- Description of the task -
Filter this material down to the lines that hold "Safe", copying each one.

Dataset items
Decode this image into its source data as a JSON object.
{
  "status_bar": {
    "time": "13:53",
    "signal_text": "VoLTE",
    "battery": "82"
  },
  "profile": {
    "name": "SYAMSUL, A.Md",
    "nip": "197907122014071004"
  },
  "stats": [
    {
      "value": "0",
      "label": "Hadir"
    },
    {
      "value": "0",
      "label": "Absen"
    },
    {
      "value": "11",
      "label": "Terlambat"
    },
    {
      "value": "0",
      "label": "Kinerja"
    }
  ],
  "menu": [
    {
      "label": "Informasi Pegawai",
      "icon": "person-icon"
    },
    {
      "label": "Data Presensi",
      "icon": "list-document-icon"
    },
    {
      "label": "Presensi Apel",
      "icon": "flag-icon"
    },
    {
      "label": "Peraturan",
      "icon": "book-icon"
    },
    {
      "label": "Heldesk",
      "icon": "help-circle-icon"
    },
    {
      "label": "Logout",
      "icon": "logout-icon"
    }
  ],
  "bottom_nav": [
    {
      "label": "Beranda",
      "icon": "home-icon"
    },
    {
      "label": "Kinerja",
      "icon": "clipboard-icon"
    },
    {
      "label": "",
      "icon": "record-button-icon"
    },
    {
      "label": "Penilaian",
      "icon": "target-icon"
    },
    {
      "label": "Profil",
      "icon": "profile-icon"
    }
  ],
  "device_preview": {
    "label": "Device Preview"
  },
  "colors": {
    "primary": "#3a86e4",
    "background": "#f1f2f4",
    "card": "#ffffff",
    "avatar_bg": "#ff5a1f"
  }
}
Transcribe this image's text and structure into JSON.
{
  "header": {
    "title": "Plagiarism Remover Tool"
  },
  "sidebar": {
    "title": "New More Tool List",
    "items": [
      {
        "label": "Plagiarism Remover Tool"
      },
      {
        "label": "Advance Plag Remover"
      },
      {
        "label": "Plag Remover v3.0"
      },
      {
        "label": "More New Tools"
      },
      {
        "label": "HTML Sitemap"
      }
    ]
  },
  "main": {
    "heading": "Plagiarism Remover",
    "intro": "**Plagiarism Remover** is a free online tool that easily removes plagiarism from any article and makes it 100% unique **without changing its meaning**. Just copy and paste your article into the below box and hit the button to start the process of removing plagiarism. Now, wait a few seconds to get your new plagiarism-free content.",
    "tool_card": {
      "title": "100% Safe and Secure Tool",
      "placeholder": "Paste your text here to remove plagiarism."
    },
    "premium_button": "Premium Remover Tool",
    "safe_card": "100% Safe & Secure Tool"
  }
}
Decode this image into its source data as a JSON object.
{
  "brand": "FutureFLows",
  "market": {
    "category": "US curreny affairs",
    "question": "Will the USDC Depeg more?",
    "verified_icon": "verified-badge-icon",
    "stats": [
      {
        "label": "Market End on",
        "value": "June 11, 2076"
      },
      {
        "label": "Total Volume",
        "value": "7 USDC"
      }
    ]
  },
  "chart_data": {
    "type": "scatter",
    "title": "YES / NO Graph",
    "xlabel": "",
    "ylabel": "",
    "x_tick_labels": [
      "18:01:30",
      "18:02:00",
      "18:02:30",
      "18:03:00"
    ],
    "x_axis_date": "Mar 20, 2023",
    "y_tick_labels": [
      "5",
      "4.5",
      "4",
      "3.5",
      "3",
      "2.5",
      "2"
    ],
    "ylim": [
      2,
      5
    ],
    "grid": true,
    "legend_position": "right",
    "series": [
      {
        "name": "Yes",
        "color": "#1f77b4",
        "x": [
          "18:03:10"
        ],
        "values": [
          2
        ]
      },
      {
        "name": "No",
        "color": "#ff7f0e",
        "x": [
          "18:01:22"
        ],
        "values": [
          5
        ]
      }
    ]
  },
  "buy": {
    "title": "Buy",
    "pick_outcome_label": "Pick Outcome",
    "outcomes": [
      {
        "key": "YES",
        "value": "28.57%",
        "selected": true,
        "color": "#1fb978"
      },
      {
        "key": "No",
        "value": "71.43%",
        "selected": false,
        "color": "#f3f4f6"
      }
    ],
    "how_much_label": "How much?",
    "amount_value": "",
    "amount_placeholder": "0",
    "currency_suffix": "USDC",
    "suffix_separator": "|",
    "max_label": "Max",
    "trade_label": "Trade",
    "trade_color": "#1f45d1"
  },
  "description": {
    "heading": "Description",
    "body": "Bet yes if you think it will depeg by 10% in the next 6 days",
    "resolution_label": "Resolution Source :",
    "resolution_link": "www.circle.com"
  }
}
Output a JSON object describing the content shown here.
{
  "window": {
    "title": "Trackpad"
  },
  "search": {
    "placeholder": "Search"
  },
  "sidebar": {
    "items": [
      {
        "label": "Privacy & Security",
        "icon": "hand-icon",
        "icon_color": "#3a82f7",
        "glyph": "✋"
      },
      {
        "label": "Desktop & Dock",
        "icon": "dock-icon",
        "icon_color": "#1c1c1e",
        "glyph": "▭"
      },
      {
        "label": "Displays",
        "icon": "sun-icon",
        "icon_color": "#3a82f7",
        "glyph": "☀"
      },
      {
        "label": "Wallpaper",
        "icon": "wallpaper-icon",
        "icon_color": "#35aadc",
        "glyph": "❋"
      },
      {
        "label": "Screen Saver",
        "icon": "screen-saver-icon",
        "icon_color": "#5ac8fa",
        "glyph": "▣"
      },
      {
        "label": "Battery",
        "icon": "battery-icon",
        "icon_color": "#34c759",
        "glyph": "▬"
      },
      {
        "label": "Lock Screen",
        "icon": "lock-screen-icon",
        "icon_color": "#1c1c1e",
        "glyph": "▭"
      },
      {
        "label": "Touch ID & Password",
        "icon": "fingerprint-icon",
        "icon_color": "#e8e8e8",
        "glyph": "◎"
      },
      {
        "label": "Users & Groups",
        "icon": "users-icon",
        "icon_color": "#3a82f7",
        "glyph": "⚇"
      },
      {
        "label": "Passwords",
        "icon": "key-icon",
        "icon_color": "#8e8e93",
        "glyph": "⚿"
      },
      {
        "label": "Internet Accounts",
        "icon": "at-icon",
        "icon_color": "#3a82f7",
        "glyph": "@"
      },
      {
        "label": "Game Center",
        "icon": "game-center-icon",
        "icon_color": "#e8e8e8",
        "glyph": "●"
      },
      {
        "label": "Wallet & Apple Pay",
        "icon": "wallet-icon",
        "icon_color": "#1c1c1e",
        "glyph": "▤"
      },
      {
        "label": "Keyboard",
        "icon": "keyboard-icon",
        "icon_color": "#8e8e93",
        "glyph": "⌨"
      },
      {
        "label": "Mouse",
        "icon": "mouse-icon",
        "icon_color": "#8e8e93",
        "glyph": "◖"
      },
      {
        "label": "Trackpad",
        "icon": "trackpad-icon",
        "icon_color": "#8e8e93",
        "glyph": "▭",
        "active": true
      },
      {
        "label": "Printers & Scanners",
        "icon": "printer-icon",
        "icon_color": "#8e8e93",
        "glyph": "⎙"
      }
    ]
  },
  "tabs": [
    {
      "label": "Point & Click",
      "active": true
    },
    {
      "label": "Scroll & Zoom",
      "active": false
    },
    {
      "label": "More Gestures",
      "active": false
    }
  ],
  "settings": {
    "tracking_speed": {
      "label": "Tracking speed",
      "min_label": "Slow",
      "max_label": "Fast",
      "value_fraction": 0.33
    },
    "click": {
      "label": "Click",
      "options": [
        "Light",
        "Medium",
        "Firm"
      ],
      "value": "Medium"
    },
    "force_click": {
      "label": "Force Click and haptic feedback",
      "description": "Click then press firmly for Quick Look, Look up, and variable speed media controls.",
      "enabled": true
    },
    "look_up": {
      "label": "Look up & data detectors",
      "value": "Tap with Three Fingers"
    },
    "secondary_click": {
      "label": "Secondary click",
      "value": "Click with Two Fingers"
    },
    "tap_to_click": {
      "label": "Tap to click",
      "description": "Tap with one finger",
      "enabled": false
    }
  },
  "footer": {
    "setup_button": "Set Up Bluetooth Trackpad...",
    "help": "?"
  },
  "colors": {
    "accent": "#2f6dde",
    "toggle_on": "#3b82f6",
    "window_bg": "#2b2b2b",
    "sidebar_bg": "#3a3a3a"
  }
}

- Complete response -
      "title": "100% Safe and Secure Tool",
    "safe_card": "100% Safe & Secure Tool"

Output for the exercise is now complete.